EXCERPTED DATA:
——

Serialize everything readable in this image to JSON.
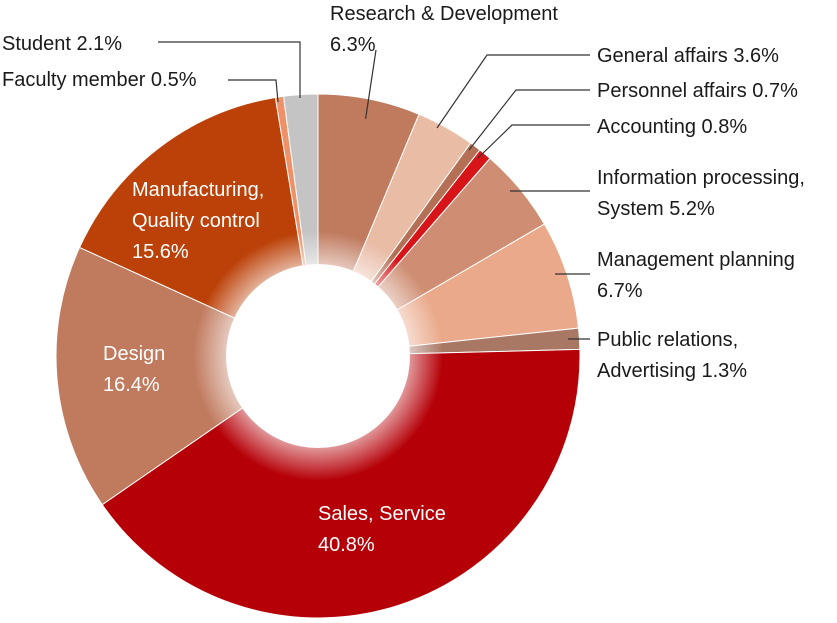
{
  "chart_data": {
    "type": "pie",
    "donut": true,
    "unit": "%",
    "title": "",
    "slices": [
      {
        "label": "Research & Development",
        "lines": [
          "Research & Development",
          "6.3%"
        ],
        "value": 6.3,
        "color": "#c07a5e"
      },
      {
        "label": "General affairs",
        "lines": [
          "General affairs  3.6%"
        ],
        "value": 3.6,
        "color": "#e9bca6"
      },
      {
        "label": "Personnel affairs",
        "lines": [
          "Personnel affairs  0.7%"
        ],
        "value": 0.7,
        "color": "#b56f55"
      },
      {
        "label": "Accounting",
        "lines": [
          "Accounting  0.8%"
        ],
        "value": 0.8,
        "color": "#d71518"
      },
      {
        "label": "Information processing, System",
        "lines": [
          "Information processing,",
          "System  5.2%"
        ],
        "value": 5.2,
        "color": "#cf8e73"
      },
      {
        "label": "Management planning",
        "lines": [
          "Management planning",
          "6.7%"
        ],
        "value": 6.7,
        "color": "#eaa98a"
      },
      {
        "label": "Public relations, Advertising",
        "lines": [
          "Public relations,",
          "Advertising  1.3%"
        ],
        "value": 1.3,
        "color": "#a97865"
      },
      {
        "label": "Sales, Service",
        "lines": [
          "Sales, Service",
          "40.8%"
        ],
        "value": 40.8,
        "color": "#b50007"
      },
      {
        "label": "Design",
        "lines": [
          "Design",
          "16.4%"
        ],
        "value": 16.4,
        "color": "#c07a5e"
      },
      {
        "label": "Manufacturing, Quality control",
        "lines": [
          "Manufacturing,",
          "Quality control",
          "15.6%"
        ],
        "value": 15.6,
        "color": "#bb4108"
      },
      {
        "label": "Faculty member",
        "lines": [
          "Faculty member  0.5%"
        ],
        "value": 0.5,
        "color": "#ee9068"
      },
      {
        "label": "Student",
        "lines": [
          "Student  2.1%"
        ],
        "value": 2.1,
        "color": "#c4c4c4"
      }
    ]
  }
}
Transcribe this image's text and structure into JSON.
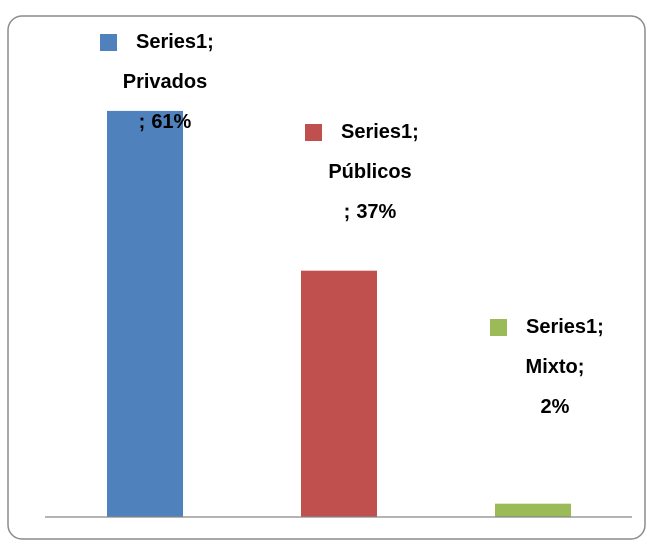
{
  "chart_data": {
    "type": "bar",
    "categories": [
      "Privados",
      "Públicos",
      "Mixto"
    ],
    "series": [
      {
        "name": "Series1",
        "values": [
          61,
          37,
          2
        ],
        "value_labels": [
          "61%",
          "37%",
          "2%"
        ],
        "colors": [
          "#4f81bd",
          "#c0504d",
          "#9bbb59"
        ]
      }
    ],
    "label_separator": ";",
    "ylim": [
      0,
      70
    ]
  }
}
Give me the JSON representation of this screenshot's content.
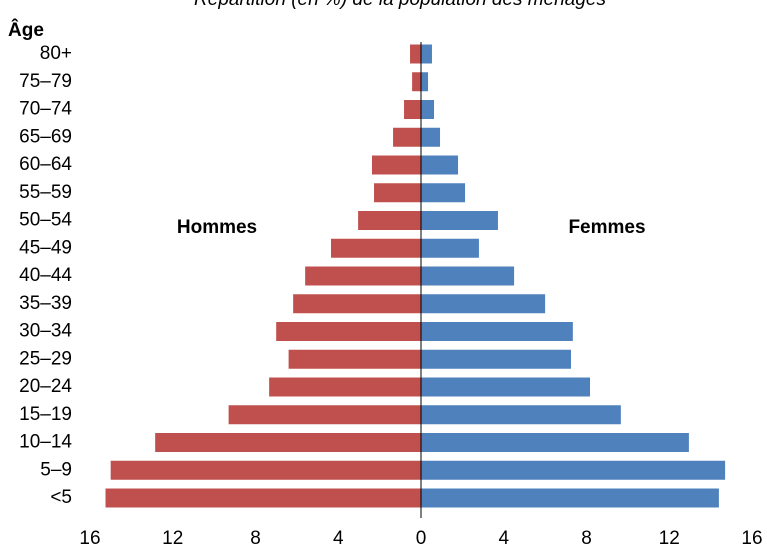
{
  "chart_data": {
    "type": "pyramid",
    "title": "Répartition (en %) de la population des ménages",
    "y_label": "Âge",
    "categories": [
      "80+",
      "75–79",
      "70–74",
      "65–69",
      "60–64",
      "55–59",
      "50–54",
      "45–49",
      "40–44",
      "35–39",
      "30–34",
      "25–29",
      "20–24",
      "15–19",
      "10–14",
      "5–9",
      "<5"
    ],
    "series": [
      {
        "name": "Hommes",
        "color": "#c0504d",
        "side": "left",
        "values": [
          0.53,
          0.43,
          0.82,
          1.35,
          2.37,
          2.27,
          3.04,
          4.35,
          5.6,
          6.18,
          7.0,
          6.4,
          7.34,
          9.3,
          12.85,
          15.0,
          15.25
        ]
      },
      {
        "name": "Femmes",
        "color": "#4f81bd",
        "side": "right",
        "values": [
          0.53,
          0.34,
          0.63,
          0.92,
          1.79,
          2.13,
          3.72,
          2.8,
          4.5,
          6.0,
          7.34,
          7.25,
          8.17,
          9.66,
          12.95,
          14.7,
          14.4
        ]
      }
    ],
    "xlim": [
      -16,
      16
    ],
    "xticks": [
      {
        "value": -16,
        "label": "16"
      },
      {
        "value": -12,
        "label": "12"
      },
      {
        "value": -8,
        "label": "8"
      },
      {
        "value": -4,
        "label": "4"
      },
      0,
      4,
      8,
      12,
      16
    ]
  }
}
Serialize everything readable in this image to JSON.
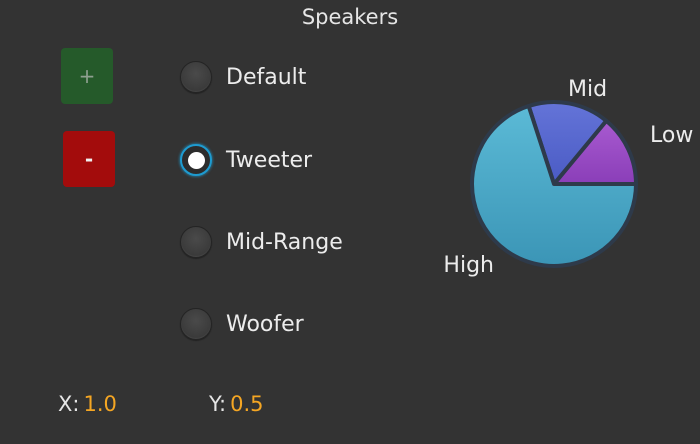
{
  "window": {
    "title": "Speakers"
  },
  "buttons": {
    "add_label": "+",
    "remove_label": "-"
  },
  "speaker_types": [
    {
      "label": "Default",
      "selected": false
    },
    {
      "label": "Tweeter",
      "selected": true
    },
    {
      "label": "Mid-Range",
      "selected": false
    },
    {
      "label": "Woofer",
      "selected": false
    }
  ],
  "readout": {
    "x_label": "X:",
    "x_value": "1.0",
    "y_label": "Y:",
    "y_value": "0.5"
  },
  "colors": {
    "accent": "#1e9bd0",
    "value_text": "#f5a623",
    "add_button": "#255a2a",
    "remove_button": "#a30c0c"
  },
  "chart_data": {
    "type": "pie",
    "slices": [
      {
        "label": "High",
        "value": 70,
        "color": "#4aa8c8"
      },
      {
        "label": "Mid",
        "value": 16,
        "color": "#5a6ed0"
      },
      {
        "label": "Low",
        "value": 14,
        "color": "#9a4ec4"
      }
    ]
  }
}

——

In your copy of the records, include no pictures; repeat everything else exactly.

Serialize everything readable in this image to JSON.
{
  "chart_data": {
    "type": "pie",
    "donut": true,
    "unit": "%",
    "title": "",
    "slices": [
      {
        "label": "Research & Development",
        "lines": [
          "Research & Development",
          "6.3%"
        ],
        "value": 6.3,
        "color": "#c07a5e"
      },
      {
        "label": "General affairs",
        "lines": [
          "General affairs  3.6%"
        ],
        "value": 3.6,
        "color": "#e9bca6"
      },
      {
        "label": "Personnel affairs",
        "lines": [
          "Personnel affairs  0.7%"
        ],
        "value": 0.7,
        "color": "#b56f55"
      },
      {
        "label": "Accounting",
        "lines": [
          "Accounting  0.8%"
        ],
        "value": 0.8,
        "color": "#d71518"
      },
      {
        "label": "Information processing, System",
        "lines": [
          "Information processing,",
          "System  5.2%"
        ],
        "value": 5.2,
        "color": "#cf8e73"
      },
      {
        "label": "Management planning",
        "lines": [
          "Management planning",
          "6.7%"
        ],
        "value": 6.7,
        "color": "#eaa98a"
      },
      {
        "label": "Public relations, Advertising",
        "lines": [
          "Public relations,",
          "Advertising  1.3%"
        ],
        "value": 1.3,
        "color": "#a97865"
      },
      {
        "label": "Sales, Service",
        "lines": [
          "Sales, Service",
          "40.8%"
        ],
        "value": 40.8,
        "color": "#b50007"
      },
      {
        "label": "Design",
        "lines": [
          "Design",
          "16.4%"
        ],
        "value": 16.4,
        "color": "#c07a5e"
      },
      {
        "label": "Manufacturing, Quality control",
        "lines": [
          "Manufacturing,",
          "Quality control",
          "15.6%"
        ],
        "value": 15.6,
        "color": "#bb4108"
      },
      {
        "label": "Faculty member",
        "lines": [
          "Faculty member  0.5%"
        ],
        "value": 0.5,
        "color": "#ee9068"
      },
      {
        "label": "Student",
        "lines": [
          "Student  2.1%"
        ],
        "value": 2.1,
        "color": "#c4c4c4"
      }
    ]
  }
}
Transcribe this image's text and structure into JSON.
{
  "chart_data": {
    "type": "bar",
    "categories": [
      "Privados",
      "Públicos",
      "Mixto"
    ],
    "series": [
      {
        "name": "Series1",
        "values": [
          61,
          37,
          2
        ],
        "value_labels": [
          "61%",
          "37%",
          "2%"
        ],
        "colors": [
          "#4f81bd",
          "#c0504d",
          "#9bbb59"
        ]
      }
    ],
    "label_separator": ";",
    "ylim": [
      0,
      70
    ]
  }
}
Give me the JSON representation of this screenshot's content.
{
  "chart_data": {
    "type": "pyramid",
    "title": "Répartition (en %) de la population des ménages",
    "y_label": "Âge",
    "categories": [
      "80+",
      "75–79",
      "70–74",
      "65–69",
      "60–64",
      "55–59",
      "50–54",
      "45–49",
      "40–44",
      "35–39",
      "30–34",
      "25–29",
      "20–24",
      "15–19",
      "10–14",
      "5–9",
      "<5"
    ],
    "series": [
      {
        "name": "Hommes",
        "color": "#c0504d",
        "side": "left",
        "values": [
          0.53,
          0.43,
          0.82,
          1.35,
          2.37,
          2.27,
          3.04,
          4.35,
          5.6,
          6.18,
          7.0,
          6.4,
          7.34,
          9.3,
          12.85,
          15.0,
          15.25
        ]
      },
      {
        "name": "Femmes",
        "color": "#4f81bd",
        "side": "right",
        "values": [
          0.53,
          0.34,
          0.63,
          0.92,
          1.79,
          2.13,
          3.72,
          2.8,
          4.5,
          6.0,
          7.34,
          7.25,
          8.17,
          9.66,
          12.95,
          14.7,
          14.4
        ]
      }
    ],
    "xlim": [
      -16,
      16
    ],
    "xticks": [
      {
        "value": -16,
        "label": "16"
      },
      {
        "value": -12,
        "label": "12"
      },
      {
        "value": -8,
        "label": "8"
      },
      {
        "value": -4,
        "label": "4"
      },
      0,
      4,
      8,
      12,
      16
    ]
  }
}
Serialize everything readable in this image to JSON.
{
  "window": {
    "title": "Speakers"
  },
  "buttons": {
    "add_label": "+",
    "remove_label": "-"
  },
  "speaker_types": [
    {
      "label": "Default",
      "selected": false
    },
    {
      "label": "Tweeter",
      "selected": true
    },
    {
      "label": "Mid-Range",
      "selected": false
    },
    {
      "label": "Woofer",
      "selected": false
    }
  ],
  "readout": {
    "x_label": "X:",
    "x_value": "1.0",
    "y_label": "Y:",
    "y_value": "0.5"
  },
  "colors": {
    "accent": "#1e9bd0",
    "value_text": "#f5a623",
    "add_button": "#255a2a",
    "remove_button": "#a30c0c"
  },
  "chart_data": {
    "type": "pie",
    "slices": [
      {
        "label": "High",
        "value": 70,
        "color": "#4aa8c8"
      },
      {
        "label": "Mid",
        "value": 16,
        "color": "#5a6ed0"
      },
      {
        "label": "Low",
        "value": 14,
        "color": "#9a4ec4"
      }
    ]
  }
}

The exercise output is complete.